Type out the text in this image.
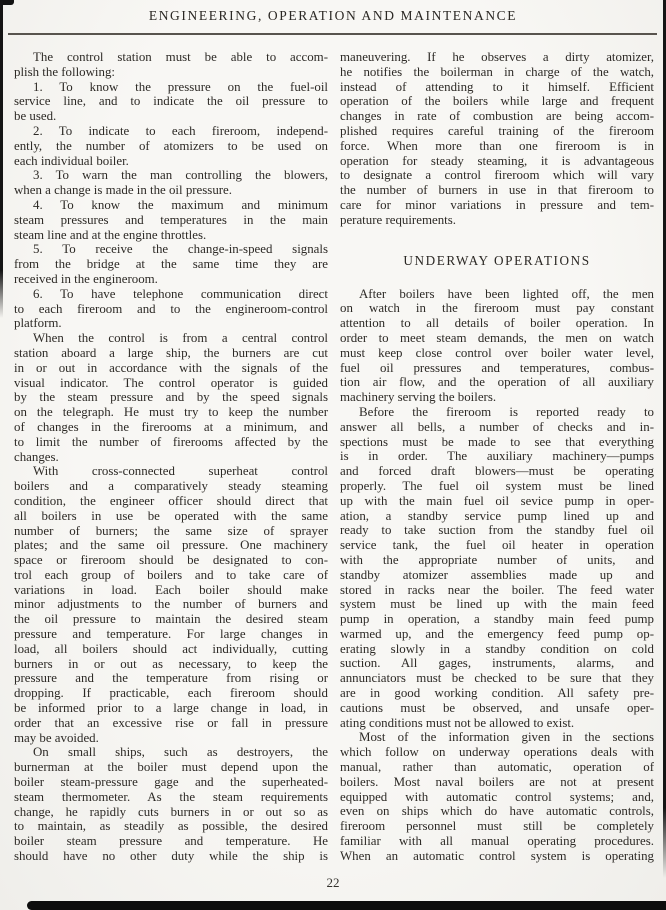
ENGINEERING, OPERATION AND MAINTENANCE
The control station must be able to accom-
plish the following:
1. To know the pressure on the fuel-oil
service line, and to indicate the oil pressure to
be used.
2. To indicate to each fireroom, independ-
ently, the number of atomizers to be used on
each individual boiler.
3. To warn the man controlling the blowers,
when a change is made in the oil pressure.
4. To know the maximum and minimum
steam pressures and temperatures in the main
steam line and at the engine throttles.
5. To receive the change-in-speed signals
from the bridge at the same time they are
received in the engineroom.
6. To have telephone communication direct
to each fireroom and to the engineroom-control
platform.
When the control is from a central control
station aboard a large ship, the burners are cut
in or out in accordance with the signals of the
visual indicator. The control operator is guided
by the steam pressure and by the speed signals
on the telegraph. He must try to keep the number
of changes in the firerooms at a minimum, and
to limit the number of firerooms affected by the
changes.
With cross-connected superheat control
boilers and a comparatively steady steaming
condition, the engineer officer should direct that
all boilers in use be operated with the same
number of burners; the same size of sprayer
plates; and the same oil pressure. One machinery
space or fireroom should be designated to con-
trol each group of boilers and to take care of
variations in load. Each boiler should make
minor adjustments to the number of burners and
the oil pressure to maintain the desired steam
pressure and temperature. For large changes in
load, all boilers should act individually, cutting
burners in or out as necessary, to keep the
pressure and the temperature from rising or
dropping. If practicable, each fireroom should
be informed prior to a large change in load, in
order that an excessive rise or fall in pressure
may be avoided.
On small ships, such as destroyers, the
burnerman at the boiler must depend upon the
boiler steam-pressure gage and the superheated-
steam thermometer. As the steam requirements
change, he rapidly cuts burners in or out so as
to maintain, as steadily as possible, the desired
boiler steam pressure and temperature. He
should have no other duty while the ship is
maneuvering. If he observes a dirty atomizer,
he notifies the boilerman in charge of the watch,
instead of attending to it himself. Efficient
operation of the boilers while large and frequent
changes in rate of combustion are being accom-
plished requires careful training of the fireroom
force. When more than one fireroom is in
operation for steady steaming, it is advantageous
to designate a control fireroom which will vary
the number of burners in use in that fireroom to
care for minor variations in pressure and tem-
perature requirements.
UNDERWAY OPERATIONS
After boilers have been lighted off, the men
on watch in the fireroom must pay constant
attention to all details of boiler operation. In
order to meet steam demands, the men on watch
must keep close control over boiler water level,
fuel oil pressures and temperatures, combus-
tion air flow, and the operation of all auxiliary
machinery serving the boilers.
Before the fireroom is reported ready to
answer all bells, a number of checks and in-
spections must be made to see that everything
is in order. The auxiliary machinery—pumps
and forced draft blowers—must be operating
properly. The fuel oil system must be lined
up with the main fuel oil sevice pump in oper-
ation, a standby service pump lined up and
ready to take suction from the standby fuel oil
service tank, the fuel oil heater in operation
with the appropriate number of units, and
standby atomizer assemblies made up and
stored in racks near the boiler. The feed water
system must be lined up with the main feed
pump in operation, a standby main feed pump
warmed up, and the emergency feed pump op-
erating slowly in a standby condition on cold
suction. All gages, instruments, alarms, and
annunciators must be checked to be sure that they
are in good working condition. All safety pre-
cautions must be observed, and unsafe oper-
ating conditions must not be allowed to exist.
Most of the information given in the sections
which follow on underway operations deals with
manual, rather than automatic, operation of
boilers. Most naval boilers are not at present
equipped with automatic control systems; and,
even on ships which do have automatic controls,
fireroom personnel must still be completely
familiar with all manual operating procedures.
When an automatic control system is operating
22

### What is being asked
Some lines of the data may hold the word "desired". Say how many do, with nothing else.

### Complete answer
2